Task to complete ▸ Look through the material below for "your". Copy every line that contains it.

Data shown ▸
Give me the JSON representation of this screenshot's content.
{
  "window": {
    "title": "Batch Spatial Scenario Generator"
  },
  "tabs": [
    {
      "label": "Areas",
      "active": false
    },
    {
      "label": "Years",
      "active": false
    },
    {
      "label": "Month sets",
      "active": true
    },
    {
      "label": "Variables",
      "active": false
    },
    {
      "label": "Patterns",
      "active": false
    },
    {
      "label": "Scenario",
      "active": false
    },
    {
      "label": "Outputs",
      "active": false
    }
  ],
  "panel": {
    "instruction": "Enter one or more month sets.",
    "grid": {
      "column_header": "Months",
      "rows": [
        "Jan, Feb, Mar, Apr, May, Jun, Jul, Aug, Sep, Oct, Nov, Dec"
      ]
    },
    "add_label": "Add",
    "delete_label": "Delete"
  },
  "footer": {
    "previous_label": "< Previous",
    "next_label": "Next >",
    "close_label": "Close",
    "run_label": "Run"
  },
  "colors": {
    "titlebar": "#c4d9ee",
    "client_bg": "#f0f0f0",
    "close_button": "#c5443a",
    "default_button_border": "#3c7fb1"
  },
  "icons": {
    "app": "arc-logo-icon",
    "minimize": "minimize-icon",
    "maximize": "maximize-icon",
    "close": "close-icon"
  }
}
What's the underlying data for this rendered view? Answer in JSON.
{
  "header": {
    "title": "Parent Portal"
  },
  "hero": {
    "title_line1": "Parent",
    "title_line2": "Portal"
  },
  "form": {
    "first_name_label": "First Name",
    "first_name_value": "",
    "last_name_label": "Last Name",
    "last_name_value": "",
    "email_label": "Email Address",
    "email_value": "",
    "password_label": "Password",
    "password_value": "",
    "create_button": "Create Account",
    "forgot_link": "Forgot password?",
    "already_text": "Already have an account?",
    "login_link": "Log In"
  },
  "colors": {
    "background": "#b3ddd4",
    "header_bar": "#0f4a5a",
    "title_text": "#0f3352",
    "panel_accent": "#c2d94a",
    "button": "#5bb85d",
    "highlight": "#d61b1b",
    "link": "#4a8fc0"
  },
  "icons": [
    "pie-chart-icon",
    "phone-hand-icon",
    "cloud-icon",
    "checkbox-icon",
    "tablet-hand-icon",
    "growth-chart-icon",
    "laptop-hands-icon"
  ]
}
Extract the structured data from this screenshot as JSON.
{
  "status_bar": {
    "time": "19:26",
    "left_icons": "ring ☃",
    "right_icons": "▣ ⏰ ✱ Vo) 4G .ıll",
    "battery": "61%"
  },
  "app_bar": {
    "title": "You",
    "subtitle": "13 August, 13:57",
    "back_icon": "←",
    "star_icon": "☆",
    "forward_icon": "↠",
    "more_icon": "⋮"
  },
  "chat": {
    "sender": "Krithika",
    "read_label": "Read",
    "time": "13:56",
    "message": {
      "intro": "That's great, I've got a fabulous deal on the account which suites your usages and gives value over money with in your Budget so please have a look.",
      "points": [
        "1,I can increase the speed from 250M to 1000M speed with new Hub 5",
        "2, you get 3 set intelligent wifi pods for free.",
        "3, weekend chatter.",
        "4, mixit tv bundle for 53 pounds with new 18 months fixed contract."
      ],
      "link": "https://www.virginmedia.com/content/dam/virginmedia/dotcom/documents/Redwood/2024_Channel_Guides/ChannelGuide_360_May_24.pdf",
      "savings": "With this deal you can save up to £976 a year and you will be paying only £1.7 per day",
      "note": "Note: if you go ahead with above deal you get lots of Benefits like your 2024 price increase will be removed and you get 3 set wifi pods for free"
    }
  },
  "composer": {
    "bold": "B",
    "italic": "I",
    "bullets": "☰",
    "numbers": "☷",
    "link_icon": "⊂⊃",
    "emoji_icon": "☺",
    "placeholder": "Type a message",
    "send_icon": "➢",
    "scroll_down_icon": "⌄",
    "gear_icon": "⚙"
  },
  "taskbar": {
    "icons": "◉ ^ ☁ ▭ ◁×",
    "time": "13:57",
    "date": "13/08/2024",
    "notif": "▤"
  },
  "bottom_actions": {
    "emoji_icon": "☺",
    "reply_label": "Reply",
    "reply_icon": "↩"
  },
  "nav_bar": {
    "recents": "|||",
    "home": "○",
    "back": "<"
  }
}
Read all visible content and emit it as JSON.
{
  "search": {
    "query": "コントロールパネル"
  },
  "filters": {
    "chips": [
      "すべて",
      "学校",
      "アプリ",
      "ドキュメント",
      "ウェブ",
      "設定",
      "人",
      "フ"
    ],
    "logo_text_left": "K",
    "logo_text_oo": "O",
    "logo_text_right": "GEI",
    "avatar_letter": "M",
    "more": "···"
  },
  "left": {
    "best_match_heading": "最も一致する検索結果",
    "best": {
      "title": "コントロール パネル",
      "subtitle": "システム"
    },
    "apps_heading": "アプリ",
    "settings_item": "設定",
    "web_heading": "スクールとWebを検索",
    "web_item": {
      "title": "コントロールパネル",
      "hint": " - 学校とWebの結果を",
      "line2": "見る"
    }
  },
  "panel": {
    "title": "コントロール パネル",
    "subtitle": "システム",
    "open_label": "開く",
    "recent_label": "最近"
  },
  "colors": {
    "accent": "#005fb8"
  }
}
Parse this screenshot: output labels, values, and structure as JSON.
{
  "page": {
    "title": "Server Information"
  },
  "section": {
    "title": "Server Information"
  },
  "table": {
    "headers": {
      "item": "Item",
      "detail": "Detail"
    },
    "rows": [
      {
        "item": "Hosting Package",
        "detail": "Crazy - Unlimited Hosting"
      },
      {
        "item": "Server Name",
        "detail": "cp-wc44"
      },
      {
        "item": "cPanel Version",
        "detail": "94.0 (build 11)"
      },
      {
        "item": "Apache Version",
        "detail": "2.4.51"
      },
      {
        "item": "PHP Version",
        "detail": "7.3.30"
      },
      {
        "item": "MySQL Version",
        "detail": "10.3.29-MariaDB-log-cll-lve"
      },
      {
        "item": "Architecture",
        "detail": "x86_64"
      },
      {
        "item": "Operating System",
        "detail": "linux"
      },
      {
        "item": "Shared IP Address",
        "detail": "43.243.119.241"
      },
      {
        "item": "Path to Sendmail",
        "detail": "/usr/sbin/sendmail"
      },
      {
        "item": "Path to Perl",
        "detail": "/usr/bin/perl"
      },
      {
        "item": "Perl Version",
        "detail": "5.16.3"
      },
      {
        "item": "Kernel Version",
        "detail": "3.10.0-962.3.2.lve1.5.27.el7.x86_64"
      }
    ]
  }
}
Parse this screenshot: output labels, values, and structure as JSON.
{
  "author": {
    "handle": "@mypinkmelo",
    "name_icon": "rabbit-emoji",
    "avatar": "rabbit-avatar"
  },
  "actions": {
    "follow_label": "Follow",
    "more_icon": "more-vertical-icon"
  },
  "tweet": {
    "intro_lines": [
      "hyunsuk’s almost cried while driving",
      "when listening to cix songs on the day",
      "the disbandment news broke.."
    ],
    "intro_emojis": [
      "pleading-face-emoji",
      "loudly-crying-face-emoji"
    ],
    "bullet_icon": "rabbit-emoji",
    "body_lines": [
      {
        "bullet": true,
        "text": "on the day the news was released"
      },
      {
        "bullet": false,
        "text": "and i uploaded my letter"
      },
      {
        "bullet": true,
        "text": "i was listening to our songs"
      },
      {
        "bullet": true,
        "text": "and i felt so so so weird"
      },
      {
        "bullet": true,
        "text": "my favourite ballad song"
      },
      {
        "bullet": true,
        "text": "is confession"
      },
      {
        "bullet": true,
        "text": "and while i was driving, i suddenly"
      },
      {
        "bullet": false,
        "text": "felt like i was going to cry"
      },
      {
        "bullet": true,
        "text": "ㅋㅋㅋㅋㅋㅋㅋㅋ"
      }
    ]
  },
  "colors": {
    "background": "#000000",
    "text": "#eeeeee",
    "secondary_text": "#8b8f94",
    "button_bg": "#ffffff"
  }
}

Problem solution ▸
      "intro": "That's great, I've got a fabulous deal on the account which suites your usages and gives value over money with in your Budget so please have a look.",
      "note": "Note: if you go ahead with above deal you get lots of Benefits like your 2024 price increase will be removed and you get 3 set wifi pods for free"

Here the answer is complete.